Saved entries
::::
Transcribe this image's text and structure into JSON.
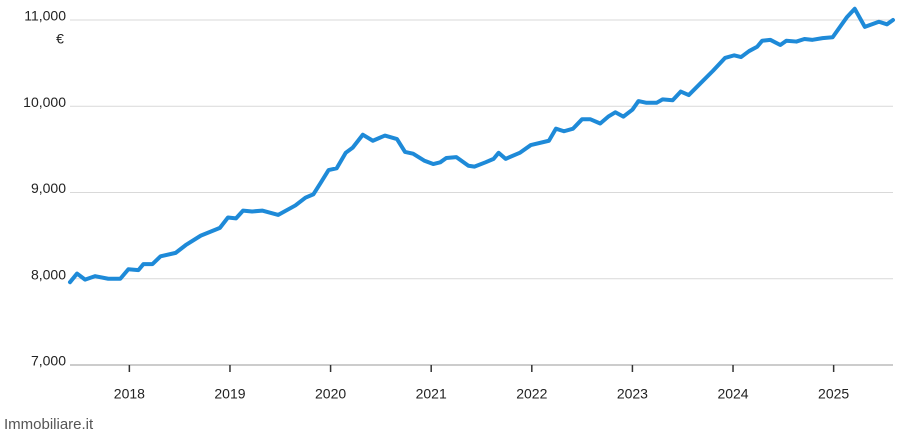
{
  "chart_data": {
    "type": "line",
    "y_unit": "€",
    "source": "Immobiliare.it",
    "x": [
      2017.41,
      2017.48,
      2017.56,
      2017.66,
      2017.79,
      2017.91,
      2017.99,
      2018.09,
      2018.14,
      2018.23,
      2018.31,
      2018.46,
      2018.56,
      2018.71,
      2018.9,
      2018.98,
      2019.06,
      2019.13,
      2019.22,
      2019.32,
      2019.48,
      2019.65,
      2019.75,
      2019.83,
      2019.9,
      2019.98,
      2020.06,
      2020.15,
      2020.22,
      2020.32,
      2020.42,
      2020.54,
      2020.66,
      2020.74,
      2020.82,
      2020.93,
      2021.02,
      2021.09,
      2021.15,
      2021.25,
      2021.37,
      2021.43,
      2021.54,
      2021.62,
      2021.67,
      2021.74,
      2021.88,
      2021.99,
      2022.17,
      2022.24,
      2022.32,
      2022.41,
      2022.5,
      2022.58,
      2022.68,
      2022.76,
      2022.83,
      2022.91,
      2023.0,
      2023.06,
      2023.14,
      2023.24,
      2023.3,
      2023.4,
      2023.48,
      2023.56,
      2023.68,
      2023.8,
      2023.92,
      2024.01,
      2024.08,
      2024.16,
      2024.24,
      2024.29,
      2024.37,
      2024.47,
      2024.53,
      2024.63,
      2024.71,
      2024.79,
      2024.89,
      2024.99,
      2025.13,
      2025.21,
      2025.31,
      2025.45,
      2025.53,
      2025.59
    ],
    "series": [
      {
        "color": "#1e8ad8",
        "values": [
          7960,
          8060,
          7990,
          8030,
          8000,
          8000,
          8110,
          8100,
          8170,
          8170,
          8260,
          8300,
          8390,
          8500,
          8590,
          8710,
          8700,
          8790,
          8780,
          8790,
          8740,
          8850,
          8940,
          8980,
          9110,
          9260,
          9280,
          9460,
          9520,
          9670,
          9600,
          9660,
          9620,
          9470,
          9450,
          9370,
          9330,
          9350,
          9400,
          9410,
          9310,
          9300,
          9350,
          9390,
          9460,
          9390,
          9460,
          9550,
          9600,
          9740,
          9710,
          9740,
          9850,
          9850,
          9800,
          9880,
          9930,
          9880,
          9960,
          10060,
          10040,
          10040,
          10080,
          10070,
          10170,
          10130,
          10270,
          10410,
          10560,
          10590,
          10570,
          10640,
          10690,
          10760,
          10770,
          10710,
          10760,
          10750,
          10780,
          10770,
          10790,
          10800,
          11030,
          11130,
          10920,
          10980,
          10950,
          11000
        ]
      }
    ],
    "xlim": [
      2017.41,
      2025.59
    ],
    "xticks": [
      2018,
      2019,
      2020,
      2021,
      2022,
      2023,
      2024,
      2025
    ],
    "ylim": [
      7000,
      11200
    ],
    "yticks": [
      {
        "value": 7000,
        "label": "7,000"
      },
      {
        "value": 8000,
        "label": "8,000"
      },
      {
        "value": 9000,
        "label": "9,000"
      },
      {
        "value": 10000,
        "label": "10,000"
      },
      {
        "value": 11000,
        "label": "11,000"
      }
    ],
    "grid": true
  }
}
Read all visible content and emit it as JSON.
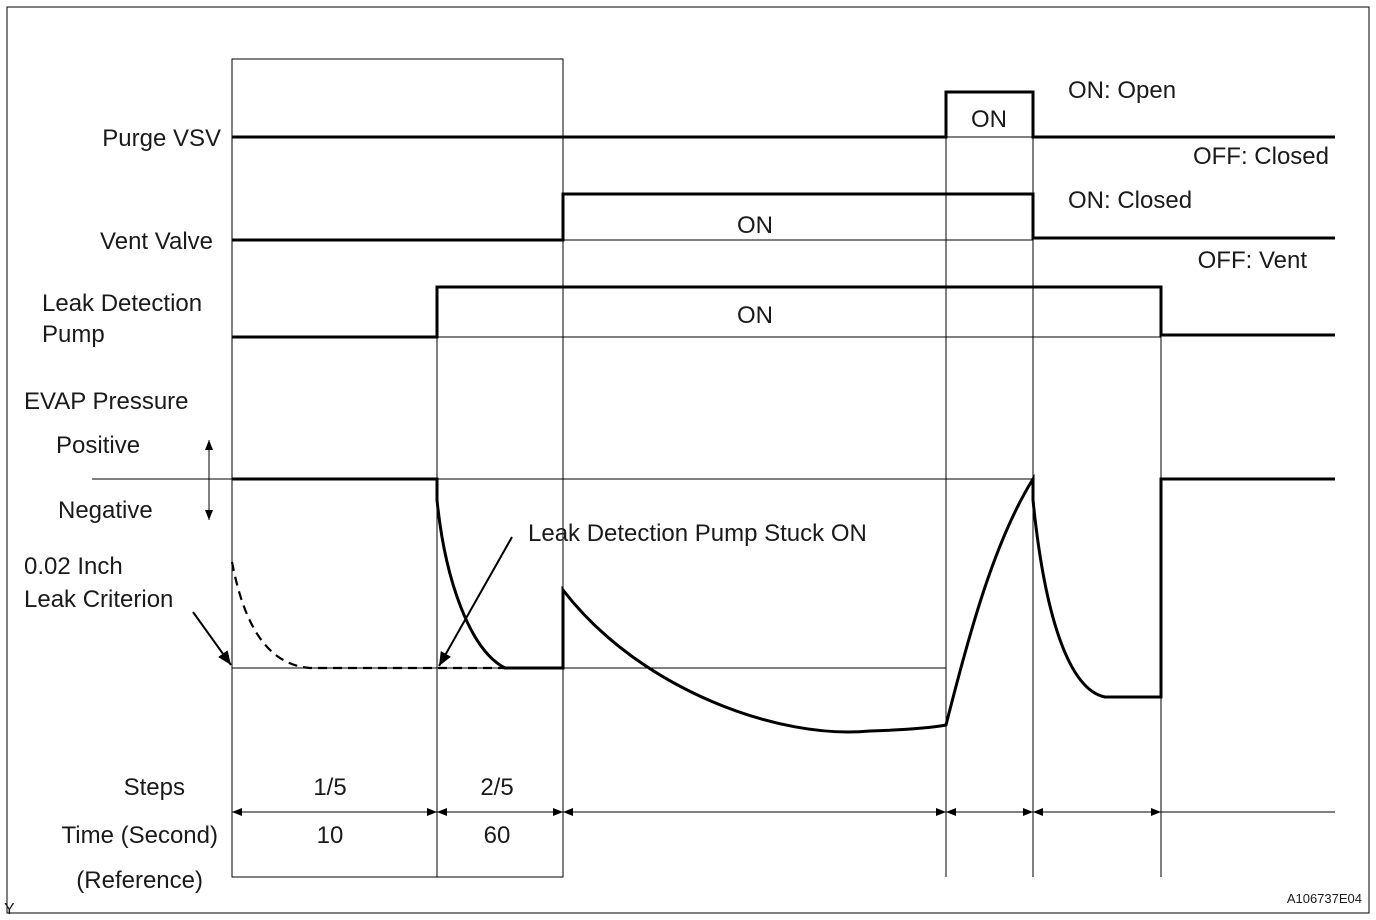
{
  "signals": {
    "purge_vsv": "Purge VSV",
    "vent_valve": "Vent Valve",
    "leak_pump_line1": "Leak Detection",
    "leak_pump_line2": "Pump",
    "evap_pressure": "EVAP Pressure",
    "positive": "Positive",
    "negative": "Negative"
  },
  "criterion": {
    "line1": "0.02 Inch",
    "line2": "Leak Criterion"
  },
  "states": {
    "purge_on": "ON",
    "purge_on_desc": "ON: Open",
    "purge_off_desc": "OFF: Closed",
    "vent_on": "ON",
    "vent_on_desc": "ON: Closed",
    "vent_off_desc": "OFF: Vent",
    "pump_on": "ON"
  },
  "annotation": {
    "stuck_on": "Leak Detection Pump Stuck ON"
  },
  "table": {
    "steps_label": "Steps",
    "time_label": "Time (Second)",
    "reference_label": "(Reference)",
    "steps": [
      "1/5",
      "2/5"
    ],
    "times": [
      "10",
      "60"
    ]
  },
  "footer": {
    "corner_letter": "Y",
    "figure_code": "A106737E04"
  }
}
::::
> _WHAT IS BEING ASKED_
Extract all lines that hold the word "Detection".

> _WRITTEN RESPONSE_
    "leak_pump_line1": "Leak Detection",
    "stuck_on": "Leak Detection Pump Stuck ON"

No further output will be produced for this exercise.